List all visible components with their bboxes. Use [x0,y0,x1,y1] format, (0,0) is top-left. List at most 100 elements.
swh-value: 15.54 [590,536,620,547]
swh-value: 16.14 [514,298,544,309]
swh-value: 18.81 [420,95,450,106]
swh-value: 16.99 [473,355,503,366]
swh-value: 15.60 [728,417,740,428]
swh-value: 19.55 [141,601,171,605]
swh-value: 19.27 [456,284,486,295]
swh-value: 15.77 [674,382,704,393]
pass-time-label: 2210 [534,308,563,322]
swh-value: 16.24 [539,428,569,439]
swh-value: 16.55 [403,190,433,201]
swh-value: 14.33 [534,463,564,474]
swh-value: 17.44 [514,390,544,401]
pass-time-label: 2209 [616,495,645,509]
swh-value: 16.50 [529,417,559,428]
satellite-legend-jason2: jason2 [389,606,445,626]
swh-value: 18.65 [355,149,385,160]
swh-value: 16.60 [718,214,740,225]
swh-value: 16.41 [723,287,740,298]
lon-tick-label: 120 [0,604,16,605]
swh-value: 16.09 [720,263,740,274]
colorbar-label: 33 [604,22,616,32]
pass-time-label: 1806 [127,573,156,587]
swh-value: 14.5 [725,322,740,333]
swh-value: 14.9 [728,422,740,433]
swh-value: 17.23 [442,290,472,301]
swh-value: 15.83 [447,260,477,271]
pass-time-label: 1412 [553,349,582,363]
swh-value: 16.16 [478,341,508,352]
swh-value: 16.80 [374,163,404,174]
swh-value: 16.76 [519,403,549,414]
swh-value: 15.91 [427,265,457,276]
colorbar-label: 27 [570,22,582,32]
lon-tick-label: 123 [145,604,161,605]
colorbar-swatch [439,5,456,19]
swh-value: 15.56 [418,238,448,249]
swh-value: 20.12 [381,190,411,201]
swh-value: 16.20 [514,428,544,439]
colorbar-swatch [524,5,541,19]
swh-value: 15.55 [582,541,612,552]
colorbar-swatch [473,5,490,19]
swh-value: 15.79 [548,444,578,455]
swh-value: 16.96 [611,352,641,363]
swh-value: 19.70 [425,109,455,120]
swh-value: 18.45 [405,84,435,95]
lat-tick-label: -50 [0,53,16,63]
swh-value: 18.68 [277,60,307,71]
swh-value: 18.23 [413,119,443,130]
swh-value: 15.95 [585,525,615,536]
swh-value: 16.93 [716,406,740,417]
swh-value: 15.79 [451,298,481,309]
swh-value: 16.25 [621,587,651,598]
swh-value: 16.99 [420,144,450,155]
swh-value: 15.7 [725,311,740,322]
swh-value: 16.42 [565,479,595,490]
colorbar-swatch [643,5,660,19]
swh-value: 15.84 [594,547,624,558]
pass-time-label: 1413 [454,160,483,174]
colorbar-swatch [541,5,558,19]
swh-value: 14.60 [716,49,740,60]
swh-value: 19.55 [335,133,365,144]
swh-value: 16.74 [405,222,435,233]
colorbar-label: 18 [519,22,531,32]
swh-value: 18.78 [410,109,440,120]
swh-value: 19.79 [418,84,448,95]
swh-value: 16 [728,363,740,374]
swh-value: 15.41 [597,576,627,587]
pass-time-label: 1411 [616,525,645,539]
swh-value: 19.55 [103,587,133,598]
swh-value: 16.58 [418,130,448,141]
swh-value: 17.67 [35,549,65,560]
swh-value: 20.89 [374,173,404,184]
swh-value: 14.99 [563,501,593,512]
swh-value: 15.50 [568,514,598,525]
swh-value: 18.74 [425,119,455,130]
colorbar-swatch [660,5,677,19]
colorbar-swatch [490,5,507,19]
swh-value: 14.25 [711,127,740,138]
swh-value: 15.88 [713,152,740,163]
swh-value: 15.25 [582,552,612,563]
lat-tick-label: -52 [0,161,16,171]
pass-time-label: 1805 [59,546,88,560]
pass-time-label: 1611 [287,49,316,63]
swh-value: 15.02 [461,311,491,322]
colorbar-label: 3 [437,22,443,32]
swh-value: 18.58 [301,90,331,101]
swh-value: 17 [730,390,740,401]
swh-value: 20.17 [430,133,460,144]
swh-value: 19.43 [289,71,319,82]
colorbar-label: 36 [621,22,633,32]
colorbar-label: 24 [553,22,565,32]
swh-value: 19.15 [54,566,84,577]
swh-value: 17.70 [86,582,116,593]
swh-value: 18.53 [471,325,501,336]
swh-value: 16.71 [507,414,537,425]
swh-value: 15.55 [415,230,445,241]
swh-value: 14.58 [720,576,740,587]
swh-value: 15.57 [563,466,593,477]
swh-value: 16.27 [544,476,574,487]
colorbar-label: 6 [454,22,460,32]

■ ■ ■ ■

__EXERCISE GOAL__:
Reproduce the listing above line for line, keeping every character unchanged.

__WORKED SOLUTION__:
List all visible components with their bboxes. Use [x0,y0,x1,y1] format, (0,0) is top-left. List at most 100 elements.
swh-value: 15.54 [590,536,620,547]
swh-value: 16.14 [514,298,544,309]
swh-value: 18.81 [420,95,450,106]
swh-value: 16.99 [473,355,503,366]
swh-value: 15.60 [728,417,740,428]
swh-value: 19.55 [141,601,171,605]
swh-value: 19.27 [456,284,486,295]
swh-value: 15.77 [674,382,704,393]
pass-time-label: 2210 [534,308,563,322]
swh-value: 16.24 [539,428,569,439]
swh-value: 16.55 [403,190,433,201]
swh-value: 14.33 [534,463,564,474]
swh-value: 17.44 [514,390,544,401]
pass-time-label: 2209 [616,495,645,509]
swh-value: 16.50 [529,417,559,428]
satellite-legend-jason2: jason2 [389,606,445,626]
swh-value: 18.65 [355,149,385,160]
swh-value: 16.60 [718,214,740,225]
swh-value: 16.41 [723,287,740,298]
lon-tick-label: 120 [0,604,16,605]
swh-value: 16.09 [720,263,740,274]
colorbar-label: 33 [604,22,616,32]
pass-time-label: 1806 [127,573,156,587]
swh-value: 14.5 [725,322,740,333]
swh-value: 14.9 [728,422,740,433]
swh-value: 17.23 [442,290,472,301]
swh-value: 15.83 [447,260,477,271]
pass-time-label: 1412 [553,349,582,363]
swh-value: 16.16 [478,341,508,352]
swh-value: 16.80 [374,163,404,174]
swh-value: 16.76 [519,403,549,414]
swh-value: 15.91 [427,265,457,276]
colorbar-label: 27 [570,22,582,32]
lon-tick-label: 123 [145,604,161,605]
colorbar-swatch [439,5,456,19]
swh-value: 15.56 [418,238,448,249]
swh-value: 20.12 [381,190,411,201]
swh-value: 16.20 [514,428,544,439]
colorbar-swatch [524,5,541,19]
swh-value: 15.55 [582,541,612,552]
colorbar-swatch [473,5,490,19]
swh-value: 15.79 [548,444,578,455]
swh-value: 16.96 [611,352,641,363]
swh-value: 19.70 [425,109,455,120]
swh-value: 18.45 [405,84,435,95]
lat-tick-label: -50 [0,53,16,63]
swh-value: 18.68 [277,60,307,71]
swh-value: 18.23 [413,119,443,130]
swh-value: 15.95 [585,525,615,536]
swh-value: 16.93 [716,406,740,417]
swh-value: 15.79 [451,298,481,309]
swh-value: 16.25 [621,587,651,598]
swh-value: 16.99 [420,144,450,155]
swh-value: 15.7 [725,311,740,322]
swh-value: 16.42 [565,479,595,490]
colorbar-swatch [643,5,660,19]
swh-value: 15.84 [594,547,624,558]
pass-time-label: 1413 [454,160,483,174]
colorbar-swatch [541,5,558,19]
swh-value: 14.60 [716,49,740,60]
swh-value: 19.55 [335,133,365,144]
swh-value: 16.74 [405,222,435,233]
colorbar-label: 18 [519,22,531,32]
swh-value: 18.78 [410,109,440,120]
swh-value: 19.79 [418,84,448,95]
swh-value: 16 [728,363,740,374]
swh-value: 15.41 [597,576,627,587]
pass-time-label: 1411 [616,525,645,539]
swh-value: 19.55 [103,587,133,598]
swh-value: 16.58 [418,130,448,141]
swh-value: 17.67 [35,549,65,560]
swh-value: 20.89 [374,173,404,184]
swh-value: 14.99 [563,501,593,512]
swh-value: 15.50 [568,514,598,525]
swh-value: 18.74 [425,119,455,130]
colorbar-swatch [660,5,677,19]
colorbar-swatch [490,5,507,19]
swh-value: 14.25 [711,127,740,138]
swh-value: 15.88 [713,152,740,163]
swh-value: 15.25 [582,552,612,563]
lat-tick-label: -52 [0,161,16,171]
pass-time-label: 1805 [59,546,88,560]
pass-time-label: 1611 [287,49,316,63]
swh-value: 15.02 [461,311,491,322]
colorbar-label: 3 [437,22,443,32]
swh-value: 18.58 [301,90,331,101]
swh-value: 17 [730,390,740,401]
swh-value: 20.17 [430,133,460,144]
swh-value: 19.43 [289,71,319,82]
colorbar-label: 36 [621,22,633,32]
colorbar-label: 24 [553,22,565,32]
swh-value: 19.15 [54,566,84,577]
swh-value: 17.70 [86,582,116,593]
swh-value: 18.53 [471,325,501,336]
swh-value: 16.71 [507,414,537,425]
swh-value: 15.55 [415,230,445,241]
swh-value: 14.58 [720,576,740,587]
swh-value: 15.57 [563,466,593,477]
swh-value: 16.27 [544,476,574,487]
colorbar-label: 6 [454,22,460,32]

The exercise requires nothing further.